It sounds to me as though you have your head screwed on the right way. I made the bad mistake quite a few years ago of falling in love with a Thai girl for all the wrong reasons. Fortunately I didn't burn my bridges and was able to recover financially and in other ways when things went wrong.

A few years ago I met a another Thai girl, through mutual friends here in Australia, and we got married and have lived happily ever after.

One key thing is to be open and honest with each other, to understand and respect each other's cultures, and to trust each other totally. Yes, a lot of farang get burned because they get involved in situations they don't really understand, for all the wrong reasons. Thai girls get burned too.

On the issue of trust, I would trust my wife with my life, let alone something as relatively unimportant as money. If you stay in Thailand, you will need to be able to rely totally on your wife in some situations.

══════

▸ The exercise
Write what comes next in the post about trust in a marriage to a Thai partner, starting right after its final sentence.

Dataset rows:
══════

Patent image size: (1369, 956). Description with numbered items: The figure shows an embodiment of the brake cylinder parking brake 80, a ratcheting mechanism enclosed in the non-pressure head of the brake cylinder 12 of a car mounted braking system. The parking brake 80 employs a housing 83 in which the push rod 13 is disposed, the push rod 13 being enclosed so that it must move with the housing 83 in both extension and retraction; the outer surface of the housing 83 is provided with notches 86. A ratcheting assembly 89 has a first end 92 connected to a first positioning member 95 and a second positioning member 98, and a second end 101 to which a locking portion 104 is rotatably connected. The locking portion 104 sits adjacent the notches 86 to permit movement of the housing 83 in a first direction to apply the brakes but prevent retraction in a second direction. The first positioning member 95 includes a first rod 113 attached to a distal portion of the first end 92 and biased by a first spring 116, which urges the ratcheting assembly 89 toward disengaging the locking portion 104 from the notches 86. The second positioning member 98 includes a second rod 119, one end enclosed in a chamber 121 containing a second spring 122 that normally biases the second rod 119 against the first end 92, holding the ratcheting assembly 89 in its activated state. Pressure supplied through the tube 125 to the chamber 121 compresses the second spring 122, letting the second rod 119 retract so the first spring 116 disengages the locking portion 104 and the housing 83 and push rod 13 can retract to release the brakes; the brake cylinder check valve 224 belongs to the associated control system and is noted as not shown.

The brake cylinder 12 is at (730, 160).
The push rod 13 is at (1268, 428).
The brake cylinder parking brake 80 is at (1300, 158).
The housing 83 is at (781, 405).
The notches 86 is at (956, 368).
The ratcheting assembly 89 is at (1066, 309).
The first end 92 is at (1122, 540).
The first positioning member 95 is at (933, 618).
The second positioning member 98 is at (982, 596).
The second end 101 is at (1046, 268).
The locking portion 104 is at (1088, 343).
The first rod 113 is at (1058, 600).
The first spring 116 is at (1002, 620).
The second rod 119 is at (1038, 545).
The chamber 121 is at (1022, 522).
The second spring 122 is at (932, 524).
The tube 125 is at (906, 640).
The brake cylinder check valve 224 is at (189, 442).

══════

▸ Response to this task
My wife is a few years younger than me, we are financially independent, and could live comfortably in Thailand...but my wife prefers us to stay in Australia for the forseeable future...she believes that I will "live longer here". She is probably right...she has a bit of a temper, which is unusual for Thai women, and she is smart enough to realise that that could cause problems for us back in Thailand.

A final word. Don't suddenly fall in love with Thailand. Get to know the place, warts and all, which will take about three years.....then, by all means, if you still like the place, fall in love with it.

I wish you the best of good fortune.